[Data entries for graphics]
□ □ □
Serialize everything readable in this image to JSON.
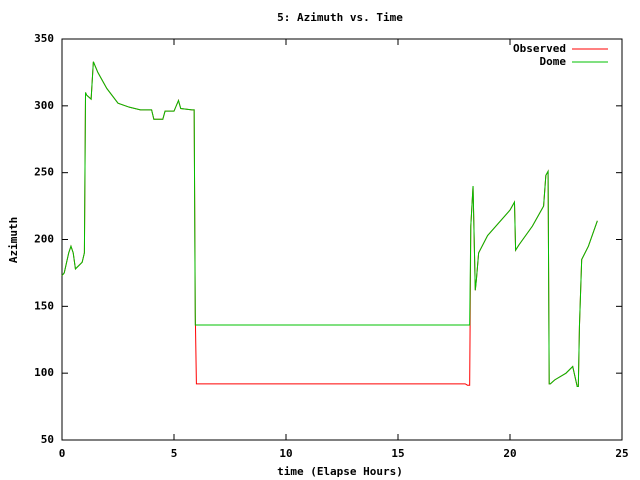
{
  "chart_data": {
    "type": "line",
    "title": "5: Azimuth vs. Time",
    "x_label": "time (Elapse Hours)",
    "y_label": "Azimuth",
    "x": [
      0,
      0.1,
      0.3,
      0.4,
      0.5,
      0.6,
      0.9,
      1.0,
      1.05,
      1.1,
      1.3,
      1.4,
      1.6,
      2.0,
      2.5,
      3.0,
      3.5,
      4.0,
      4.1,
      4.5,
      4.6,
      5.0,
      5.2,
      5.3,
      5.8,
      5.9,
      5.95,
      6.0,
      10,
      15,
      18.0,
      18.1,
      18.2,
      18.25,
      18.35,
      18.45,
      18.5,
      18.6,
      19.0,
      20.0,
      20.2,
      20.25,
      20.4,
      21.0,
      21.5,
      21.6,
      21.7,
      21.75,
      21.8,
      22.0,
      22.5,
      22.8,
      23.0,
      23.05,
      23.1,
      23.2,
      23.5,
      23.9
    ],
    "series": [
      {
        "name": "Observed",
        "color": "#ff0000",
        "values": [
          173,
          175,
          190,
          195,
          190,
          178,
          183,
          190,
          310,
          308,
          305,
          333,
          325,
          313,
          302,
          299,
          297,
          297,
          290,
          290,
          296,
          296,
          304,
          298,
          297,
          297,
          145,
          92,
          92,
          92,
          92,
          91,
          91,
          210,
          240,
          162,
          170,
          190,
          203,
          222,
          228,
          192,
          196,
          210,
          225,
          248,
          251,
          92,
          92,
          95,
          100,
          105,
          90,
          90,
          135,
          185,
          195,
          214
        ]
      },
      {
        "name": "Dome",
        "color": "#00c000",
        "values": [
          173,
          175,
          190,
          195,
          190,
          178,
          183,
          190,
          310,
          308,
          305,
          333,
          325,
          313,
          302,
          299,
          297,
          297,
          290,
          290,
          296,
          296,
          304,
          298,
          297,
          297,
          136,
          136,
          136,
          136,
          136,
          136,
          136,
          210,
          240,
          162,
          170,
          190,
          203,
          222,
          228,
          192,
          196,
          210,
          225,
          248,
          251,
          92,
          92,
          95,
          100,
          105,
          90,
          90,
          135,
          185,
          195,
          214
        ]
      }
    ],
    "xlim": [
      0,
      25
    ],
    "xticks": [
      0,
      5,
      10,
      15,
      20,
      25
    ],
    "ylim": [
      50,
      350
    ],
    "yticks": [
      50,
      100,
      150,
      200,
      250,
      300,
      350
    ],
    "grid": false,
    "legend": "top-right"
  }
}
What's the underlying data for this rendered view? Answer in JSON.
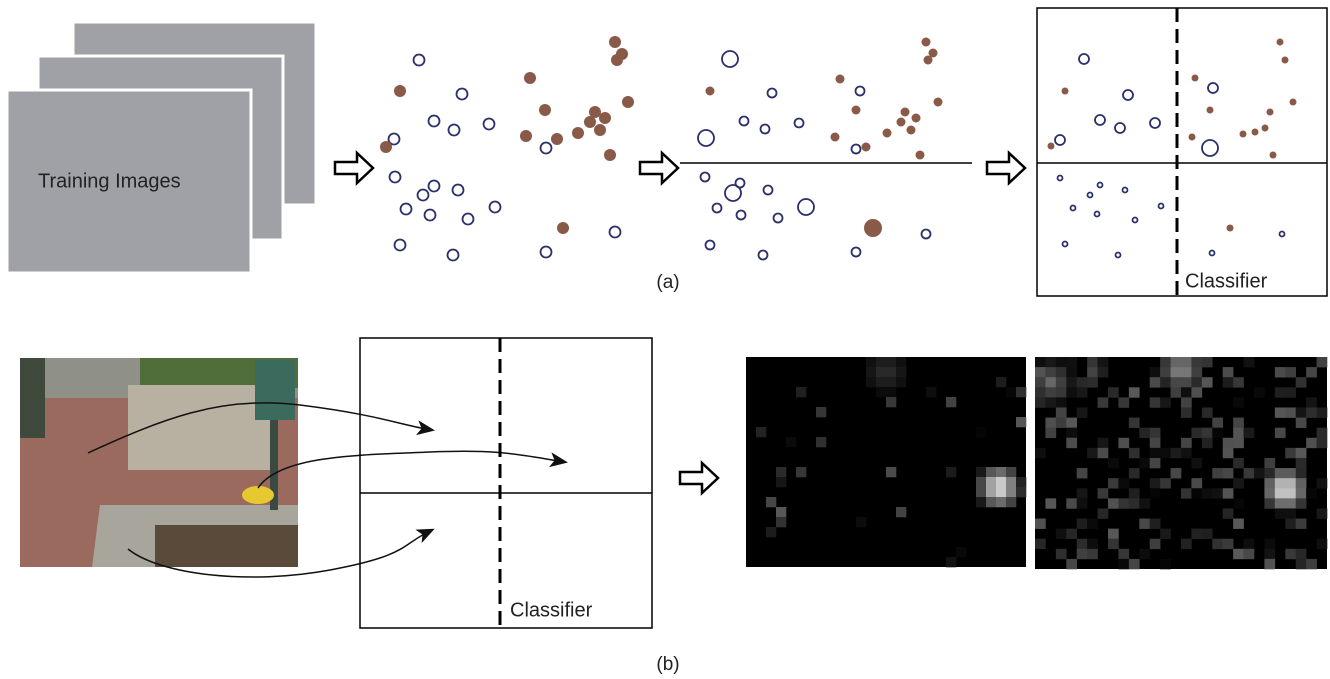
{
  "panel_a": {
    "training_label": "Training Images",
    "classifier_label": "Classifier",
    "caption": "(a)"
  },
  "panel_b": {
    "classifier_label": "Classifier",
    "caption": "(b)"
  }
}
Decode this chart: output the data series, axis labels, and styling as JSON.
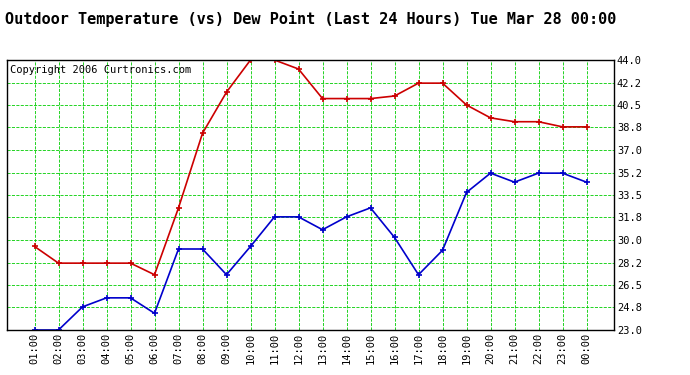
{
  "title": "Outdoor Temperature (vs) Dew Point (Last 24 Hours) Tue Mar 28 00:00",
  "copyright": "Copyright 2006 Curtronics.com",
  "x_labels": [
    "01:00",
    "02:00",
    "03:00",
    "04:00",
    "05:00",
    "06:00",
    "07:00",
    "08:00",
    "09:00",
    "10:00",
    "11:00",
    "12:00",
    "13:00",
    "14:00",
    "15:00",
    "16:00",
    "17:00",
    "18:00",
    "19:00",
    "20:00",
    "21:00",
    "22:00",
    "23:00",
    "00:00"
  ],
  "temp_values": [
    29.5,
    28.2,
    28.2,
    28.2,
    28.2,
    27.3,
    32.5,
    38.3,
    41.5,
    44.0,
    44.0,
    43.3,
    41.0,
    41.0,
    41.0,
    41.2,
    42.2,
    42.2,
    40.5,
    39.5,
    39.2,
    39.2,
    38.8,
    38.8
  ],
  "dew_values": [
    23.0,
    23.0,
    24.8,
    25.5,
    25.5,
    24.3,
    29.3,
    29.3,
    27.3,
    29.5,
    31.8,
    31.8,
    30.8,
    31.8,
    32.5,
    30.2,
    27.3,
    29.2,
    33.7,
    35.2,
    34.5,
    35.2,
    35.2,
    34.5
  ],
  "temp_color": "#cc0000",
  "dew_color": "#0000cc",
  "bg_color": "#ffffff",
  "plot_bg_color": "#ffffff",
  "grid_color": "#00cc00",
  "border_color": "#000000",
  "ylim": [
    23.0,
    44.0
  ],
  "yticks": [
    23.0,
    24.8,
    26.5,
    28.2,
    30.0,
    31.8,
    33.5,
    35.2,
    37.0,
    38.8,
    40.5,
    42.2,
    44.0
  ],
  "title_fontsize": 11,
  "copyright_fontsize": 7.5,
  "tick_fontsize": 7.5
}
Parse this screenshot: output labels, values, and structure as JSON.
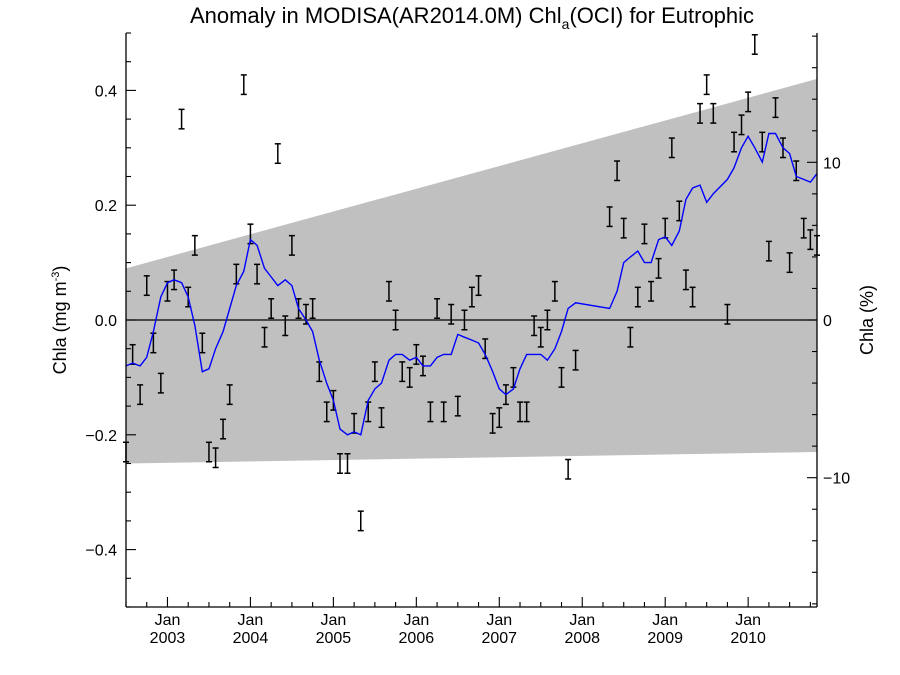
{
  "chart_data": {
    "type": "line",
    "title": {
      "prefix": "Anomaly in MODISA(AR2014.0M) Chl",
      "subscript": "a",
      "suffix": "(OCI) for Eutrophic"
    },
    "ylabel": {
      "prefix": "Chla (mg m",
      "superscript": "-3",
      "suffix": ")"
    },
    "y2label": "Chla (%)",
    "xlim": [
      2002.5,
      2010.83
    ],
    "ylim": [
      -0.5,
      0.5
    ],
    "y2lim": [
      -18.2,
      18.2
    ],
    "yticks": [
      -0.4,
      -0.2,
      0.0,
      0.2,
      0.4
    ],
    "ytick_labels": [
      "−0.4",
      "−0.2",
      "0.0",
      "0.2",
      "0.4"
    ],
    "y2ticks": [
      -10,
      0,
      10
    ],
    "y2tick_labels": [
      "−10",
      "0",
      "10"
    ],
    "xticks": [
      {
        "pos": 2003,
        "month": "Jan",
        "year": "2003"
      },
      {
        "pos": 2004,
        "month": "Jan",
        "year": "2004"
      },
      {
        "pos": 2005,
        "month": "Jan",
        "year": "2005"
      },
      {
        "pos": 2006,
        "month": "Jan",
        "year": "2006"
      },
      {
        "pos": 2007,
        "month": "Jan",
        "year": "2007"
      },
      {
        "pos": 2008,
        "month": "Jan",
        "year": "2008"
      },
      {
        "pos": 2009,
        "month": "Jan",
        "year": "2009"
      },
      {
        "pos": 2010,
        "month": "Jan",
        "year": "2010"
      }
    ],
    "zero_line": 0.0,
    "band": {
      "x": [
        2002.5,
        2010.83
      ],
      "upper": [
        0.09,
        0.42
      ],
      "lower": [
        -0.25,
        -0.23
      ],
      "color": "#c0c0c0"
    },
    "series": [
      {
        "kind": "points_with_errorbars",
        "color": "#000000",
        "x": [
          2002.5,
          2002.58,
          2002.67,
          2002.75,
          2002.83,
          2002.92,
          2003.0,
          2003.08,
          2003.17,
          2003.25,
          2003.33,
          2003.42,
          2003.5,
          2003.58,
          2003.67,
          2003.75,
          2003.83,
          2003.92,
          2004.0,
          2004.08,
          2004.17,
          2004.25,
          2004.33,
          2004.42,
          2004.5,
          2004.58,
          2004.67,
          2004.75,
          2004.83,
          2004.92,
          2005.0,
          2005.08,
          2005.17,
          2005.25,
          2005.33,
          2005.42,
          2005.5,
          2005.58,
          2005.67,
          2005.75,
          2005.83,
          2005.92,
          2006.0,
          2006.08,
          2006.17,
          2006.25,
          2006.33,
          2006.42,
          2006.5,
          2006.58,
          2006.67,
          2006.75,
          2006.83,
          2006.92,
          2007.0,
          2007.08,
          2007.17,
          2007.25,
          2007.33,
          2007.42,
          2007.5,
          2007.58,
          2007.67,
          2007.75,
          2007.83,
          2007.92,
          2008.33,
          2008.42,
          2008.5,
          2008.58,
          2008.67,
          2008.75,
          2008.83,
          2008.92,
          2009.0,
          2009.08,
          2009.17,
          2009.25,
          2009.33,
          2009.42,
          2009.5,
          2009.58,
          2009.75,
          2009.83,
          2009.92,
          2010.0,
          2010.08,
          2010.17,
          2010.25,
          2010.33,
          2010.42,
          2010.5,
          2010.58,
          2010.67,
          2010.75,
          2010.83
        ],
        "y": [
          -0.23,
          -0.06,
          -0.13,
          0.06,
          -0.04,
          -0.11,
          0.05,
          0.07,
          0.35,
          0.04,
          0.13,
          -0.04,
          -0.23,
          -0.24,
          -0.19,
          -0.13,
          0.08,
          0.41,
          0.15,
          0.08,
          -0.03,
          0.02,
          0.29,
          -0.01,
          0.13,
          0.02,
          0.01,
          0.02,
          -0.09,
          -0.16,
          -0.14,
          -0.25,
          -0.25,
          -0.18,
          -0.35,
          -0.16,
          -0.09,
          -0.17,
          0.05,
          0.0,
          -0.09,
          -0.1,
          -0.06,
          -0.08,
          -0.16,
          0.02,
          -0.16,
          0.01,
          -0.15,
          0.0,
          0.04,
          0.06,
          -0.05,
          -0.18,
          -0.17,
          -0.13,
          -0.1,
          -0.16,
          -0.16,
          -0.01,
          -0.03,
          0.0,
          0.05,
          -0.1,
          -0.26,
          -0.07,
          0.18,
          0.26,
          0.16,
          -0.03,
          0.04,
          0.15,
          0.05,
          0.09,
          0.16,
          0.3,
          0.19,
          0.07,
          0.04,
          0.36,
          0.41,
          0.36,
          0.01,
          0.31,
          0.34,
          0.38,
          0.48,
          0.31,
          0.12,
          0.37,
          0.3,
          0.1,
          0.26,
          0.16,
          0.14,
          0.13
        ],
        "err": 0.01
      },
      {
        "kind": "line",
        "color": "#0000ff",
        "x": [
          2002.5,
          2002.58,
          2002.67,
          2002.75,
          2002.83,
          2002.92,
          2003.0,
          2003.08,
          2003.17,
          2003.25,
          2003.33,
          2003.42,
          2003.5,
          2003.58,
          2003.67,
          2003.75,
          2003.83,
          2003.92,
          2004.0,
          2004.08,
          2004.17,
          2004.25,
          2004.33,
          2004.42,
          2004.5,
          2004.58,
          2004.67,
          2004.75,
          2004.83,
          2004.92,
          2005.0,
          2005.08,
          2005.17,
          2005.25,
          2005.33,
          2005.42,
          2005.5,
          2005.58,
          2005.67,
          2005.75,
          2005.83,
          2005.92,
          2006.0,
          2006.08,
          2006.17,
          2006.25,
          2006.33,
          2006.42,
          2006.5,
          2006.58,
          2006.67,
          2006.75,
          2006.83,
          2006.92,
          2007.0,
          2007.08,
          2007.17,
          2007.25,
          2007.33,
          2007.42,
          2007.5,
          2007.58,
          2007.67,
          2007.75,
          2007.83,
          2007.92,
          2008.33,
          2008.42,
          2008.5,
          2008.58,
          2008.67,
          2008.75,
          2008.83,
          2008.92,
          2009.0,
          2009.08,
          2009.17,
          2009.25,
          2009.33,
          2009.42,
          2009.5,
          2009.58,
          2009.75,
          2009.83,
          2009.92,
          2010.0,
          2010.08,
          2010.17,
          2010.25,
          2010.33,
          2010.42,
          2010.5,
          2010.58,
          2010.67,
          2010.75,
          2010.83
        ],
        "y": [
          -0.08,
          -0.075,
          -0.08,
          -0.065,
          -0.02,
          0.04,
          0.065,
          0.07,
          0.065,
          0.04,
          -0.01,
          -0.09,
          -0.085,
          -0.05,
          -0.02,
          0.02,
          0.06,
          0.085,
          0.14,
          0.13,
          0.09,
          0.075,
          0.06,
          0.07,
          0.06,
          0.02,
          0.0,
          -0.02,
          -0.07,
          -0.11,
          -0.14,
          -0.19,
          -0.2,
          -0.195,
          -0.2,
          -0.14,
          -0.12,
          -0.11,
          -0.07,
          -0.06,
          -0.06,
          -0.07,
          -0.065,
          -0.08,
          -0.08,
          -0.065,
          -0.06,
          -0.06,
          -0.025,
          -0.03,
          -0.035,
          -0.04,
          -0.06,
          -0.09,
          -0.12,
          -0.13,
          -0.12,
          -0.085,
          -0.06,
          -0.06,
          -0.06,
          -0.07,
          -0.05,
          -0.02,
          0.02,
          0.03,
          0.02,
          0.05,
          0.1,
          0.11,
          0.12,
          0.1,
          0.1,
          0.14,
          0.145,
          0.13,
          0.155,
          0.21,
          0.23,
          0.235,
          0.205,
          0.22,
          0.245,
          0.265,
          0.3,
          0.32,
          0.3,
          0.275,
          0.325,
          0.325,
          0.3,
          0.29,
          0.25,
          0.245,
          0.24,
          0.255
        ]
      }
    ]
  }
}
□ □ □
**TO BE DONE:** Tally up how many lines in the preceding listing contain the word "this". Give nothing but the number.

**ANSWER TO THE TASK:** 4